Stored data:
-------------------------

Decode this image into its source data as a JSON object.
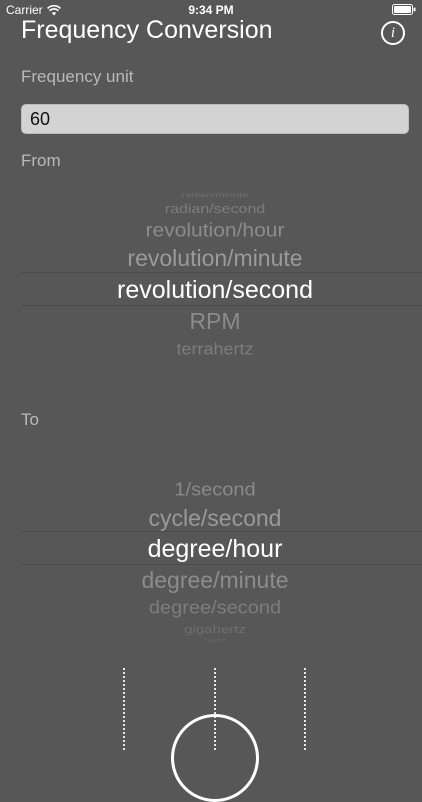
{
  "status_bar": {
    "carrier": "Carrier",
    "time": "9:34 PM",
    "wifi_icon": "wifi-icon",
    "battery_icon": "battery-icon"
  },
  "header": {
    "title": "Frequency Conversion",
    "info_icon": "info-icon",
    "info_glyph": "i"
  },
  "frequency": {
    "label": "Frequency unit",
    "value": "60"
  },
  "from_picker": {
    "label": "From",
    "items": [
      "radian/minute",
      "radian/second",
      "revolution/hour",
      "revolution/minute",
      "revolution/second",
      "RPM",
      "terrahertz"
    ],
    "selected": "revolution/second"
  },
  "to_picker": {
    "label": "To",
    "items": [
      "1/second",
      "cycle/second",
      "degree/hour",
      "degree/minute",
      "degree/second",
      "gigahertz",
      "hertz"
    ],
    "selected": "degree/hour"
  },
  "colors": {
    "background": "#575757",
    "input_background": "#d3d3d3",
    "label": "#b9b9b9",
    "selected_text": "#ffffff"
  }
}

-------------------------

> _What is asked_: Retype everything in the material word for word, minus pictures.

> _Output for this task_:
Decode this image into its source data as a JSON object.
{
  "status_bar": {
    "carrier": "Carrier",
    "time": "9:34 PM",
    "wifi_icon": "wifi-icon",
    "battery_icon": "battery-icon"
  },
  "header": {
    "title": "Frequency Conversion",
    "info_icon": "info-icon",
    "info_glyph": "i"
  },
  "frequency": {
    "label": "Frequency unit",
    "value": "60"
  },
  "from_picker": {
    "label": "From",
    "items": [
      "radian/minute",
      "radian/second",
      "revolution/hour",
      "revolution/minute",
      "revolution/second",
      "RPM",
      "terrahertz"
    ],
    "selected": "revolution/second"
  },
  "to_picker": {
    "label": "To",
    "items": [
      "1/second",
      "cycle/second",
      "degree/hour",
      "degree/minute",
      "degree/second",
      "gigahertz",
      "hertz"
    ],
    "selected": "degree/hour"
  },
  "colors": {
    "background": "#575757",
    "input_background": "#d3d3d3",
    "label": "#b9b9b9",
    "selected_text": "#ffffff"
  }
}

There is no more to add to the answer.